→ Given task: Copy out all the lines in the records that include the word "Typical".

→ Dataset rows:
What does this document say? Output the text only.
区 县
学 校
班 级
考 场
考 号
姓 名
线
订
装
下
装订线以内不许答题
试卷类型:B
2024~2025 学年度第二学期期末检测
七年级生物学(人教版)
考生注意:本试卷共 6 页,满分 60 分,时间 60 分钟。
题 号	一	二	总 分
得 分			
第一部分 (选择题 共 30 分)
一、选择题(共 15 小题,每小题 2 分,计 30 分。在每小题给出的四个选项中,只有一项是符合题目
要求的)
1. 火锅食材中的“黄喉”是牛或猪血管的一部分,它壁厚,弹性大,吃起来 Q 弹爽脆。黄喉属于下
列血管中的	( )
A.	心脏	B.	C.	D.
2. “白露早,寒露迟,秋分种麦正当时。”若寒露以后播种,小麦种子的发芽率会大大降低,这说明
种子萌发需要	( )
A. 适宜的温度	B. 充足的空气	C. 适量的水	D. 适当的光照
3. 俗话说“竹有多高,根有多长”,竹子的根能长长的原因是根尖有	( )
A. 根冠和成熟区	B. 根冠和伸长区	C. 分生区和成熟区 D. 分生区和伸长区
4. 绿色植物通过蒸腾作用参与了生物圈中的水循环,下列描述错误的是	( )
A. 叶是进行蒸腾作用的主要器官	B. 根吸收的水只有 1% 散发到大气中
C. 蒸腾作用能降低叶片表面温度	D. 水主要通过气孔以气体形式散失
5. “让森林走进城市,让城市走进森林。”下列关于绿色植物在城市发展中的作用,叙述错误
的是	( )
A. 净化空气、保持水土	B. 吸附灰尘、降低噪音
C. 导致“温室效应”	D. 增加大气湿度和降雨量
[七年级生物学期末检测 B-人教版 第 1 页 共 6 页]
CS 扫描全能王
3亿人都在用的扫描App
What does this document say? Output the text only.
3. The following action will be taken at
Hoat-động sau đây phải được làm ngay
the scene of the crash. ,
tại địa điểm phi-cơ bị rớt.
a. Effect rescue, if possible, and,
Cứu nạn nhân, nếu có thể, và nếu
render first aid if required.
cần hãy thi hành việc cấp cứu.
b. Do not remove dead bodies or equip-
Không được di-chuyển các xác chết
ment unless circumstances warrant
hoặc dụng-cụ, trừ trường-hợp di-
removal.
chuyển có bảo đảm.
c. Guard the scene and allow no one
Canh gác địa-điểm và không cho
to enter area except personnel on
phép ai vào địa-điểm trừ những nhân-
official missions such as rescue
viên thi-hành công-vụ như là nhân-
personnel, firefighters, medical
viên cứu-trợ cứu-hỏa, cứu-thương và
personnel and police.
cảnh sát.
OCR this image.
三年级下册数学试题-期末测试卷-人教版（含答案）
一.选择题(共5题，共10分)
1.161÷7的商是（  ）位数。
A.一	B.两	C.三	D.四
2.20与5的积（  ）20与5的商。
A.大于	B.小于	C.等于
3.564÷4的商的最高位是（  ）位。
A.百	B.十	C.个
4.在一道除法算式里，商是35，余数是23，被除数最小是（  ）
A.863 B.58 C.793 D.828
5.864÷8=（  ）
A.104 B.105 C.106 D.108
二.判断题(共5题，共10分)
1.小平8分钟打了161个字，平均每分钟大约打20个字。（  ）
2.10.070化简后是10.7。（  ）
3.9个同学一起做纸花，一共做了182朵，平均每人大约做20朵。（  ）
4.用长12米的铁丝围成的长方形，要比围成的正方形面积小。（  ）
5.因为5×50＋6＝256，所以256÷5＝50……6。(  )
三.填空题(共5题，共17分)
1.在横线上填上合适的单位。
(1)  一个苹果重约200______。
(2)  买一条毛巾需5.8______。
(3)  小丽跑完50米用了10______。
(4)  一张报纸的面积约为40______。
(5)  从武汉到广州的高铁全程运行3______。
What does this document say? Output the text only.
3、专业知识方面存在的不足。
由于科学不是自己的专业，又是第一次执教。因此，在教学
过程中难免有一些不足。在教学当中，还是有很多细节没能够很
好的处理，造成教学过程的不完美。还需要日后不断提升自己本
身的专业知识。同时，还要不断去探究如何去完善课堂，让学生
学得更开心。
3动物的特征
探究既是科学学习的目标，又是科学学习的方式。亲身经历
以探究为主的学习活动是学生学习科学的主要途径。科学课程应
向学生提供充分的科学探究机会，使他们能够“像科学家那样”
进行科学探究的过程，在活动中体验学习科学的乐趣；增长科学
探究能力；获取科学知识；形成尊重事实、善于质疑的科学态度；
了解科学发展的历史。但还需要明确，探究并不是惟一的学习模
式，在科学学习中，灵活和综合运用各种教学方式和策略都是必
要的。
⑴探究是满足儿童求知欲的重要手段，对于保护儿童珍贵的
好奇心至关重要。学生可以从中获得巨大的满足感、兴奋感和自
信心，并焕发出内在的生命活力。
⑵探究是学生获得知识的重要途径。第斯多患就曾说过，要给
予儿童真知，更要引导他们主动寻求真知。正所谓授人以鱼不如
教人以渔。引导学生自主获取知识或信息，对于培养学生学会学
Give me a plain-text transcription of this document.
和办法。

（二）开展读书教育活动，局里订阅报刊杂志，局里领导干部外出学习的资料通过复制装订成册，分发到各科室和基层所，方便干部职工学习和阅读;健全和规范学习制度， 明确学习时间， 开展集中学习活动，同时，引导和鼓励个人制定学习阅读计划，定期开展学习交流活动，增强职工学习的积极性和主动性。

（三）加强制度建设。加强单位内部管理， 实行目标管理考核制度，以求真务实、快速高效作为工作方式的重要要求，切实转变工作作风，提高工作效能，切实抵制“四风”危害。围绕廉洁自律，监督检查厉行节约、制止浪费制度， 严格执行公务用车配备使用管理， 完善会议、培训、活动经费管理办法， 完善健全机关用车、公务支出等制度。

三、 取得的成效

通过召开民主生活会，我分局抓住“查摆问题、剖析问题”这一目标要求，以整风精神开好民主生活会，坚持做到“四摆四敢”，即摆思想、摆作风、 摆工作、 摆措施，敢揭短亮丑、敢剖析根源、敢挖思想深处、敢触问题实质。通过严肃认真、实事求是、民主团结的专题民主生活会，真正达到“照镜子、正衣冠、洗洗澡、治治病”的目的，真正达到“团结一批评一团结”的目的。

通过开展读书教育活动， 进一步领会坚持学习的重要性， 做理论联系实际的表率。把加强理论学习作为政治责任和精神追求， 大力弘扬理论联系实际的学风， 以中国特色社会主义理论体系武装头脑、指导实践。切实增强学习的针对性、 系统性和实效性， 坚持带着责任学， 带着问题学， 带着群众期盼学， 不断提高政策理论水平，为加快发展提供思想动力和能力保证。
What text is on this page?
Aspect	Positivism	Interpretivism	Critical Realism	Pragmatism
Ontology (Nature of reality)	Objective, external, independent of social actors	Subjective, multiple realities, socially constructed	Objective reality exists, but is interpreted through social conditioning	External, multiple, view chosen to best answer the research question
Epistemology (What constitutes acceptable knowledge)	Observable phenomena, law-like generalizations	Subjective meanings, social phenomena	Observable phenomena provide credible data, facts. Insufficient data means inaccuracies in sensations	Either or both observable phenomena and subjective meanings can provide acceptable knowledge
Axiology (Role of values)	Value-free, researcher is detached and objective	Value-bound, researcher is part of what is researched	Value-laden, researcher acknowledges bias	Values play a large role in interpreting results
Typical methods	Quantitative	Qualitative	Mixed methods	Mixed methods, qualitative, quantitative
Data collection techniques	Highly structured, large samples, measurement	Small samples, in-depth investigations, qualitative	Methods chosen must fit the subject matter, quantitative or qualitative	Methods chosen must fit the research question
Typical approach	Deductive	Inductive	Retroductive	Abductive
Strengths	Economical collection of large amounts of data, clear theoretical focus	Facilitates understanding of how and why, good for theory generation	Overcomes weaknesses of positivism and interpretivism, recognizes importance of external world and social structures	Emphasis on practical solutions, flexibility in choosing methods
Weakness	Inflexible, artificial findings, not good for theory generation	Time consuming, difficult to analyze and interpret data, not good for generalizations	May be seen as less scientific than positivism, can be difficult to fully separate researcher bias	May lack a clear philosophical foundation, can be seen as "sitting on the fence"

→ Correct output:
Typical methods	Quantitative	Qualitative	Mixed methods	Mixed methods, qualitative, quantitative
Typical approach	Deductive	Inductive	Retroductive	Abductive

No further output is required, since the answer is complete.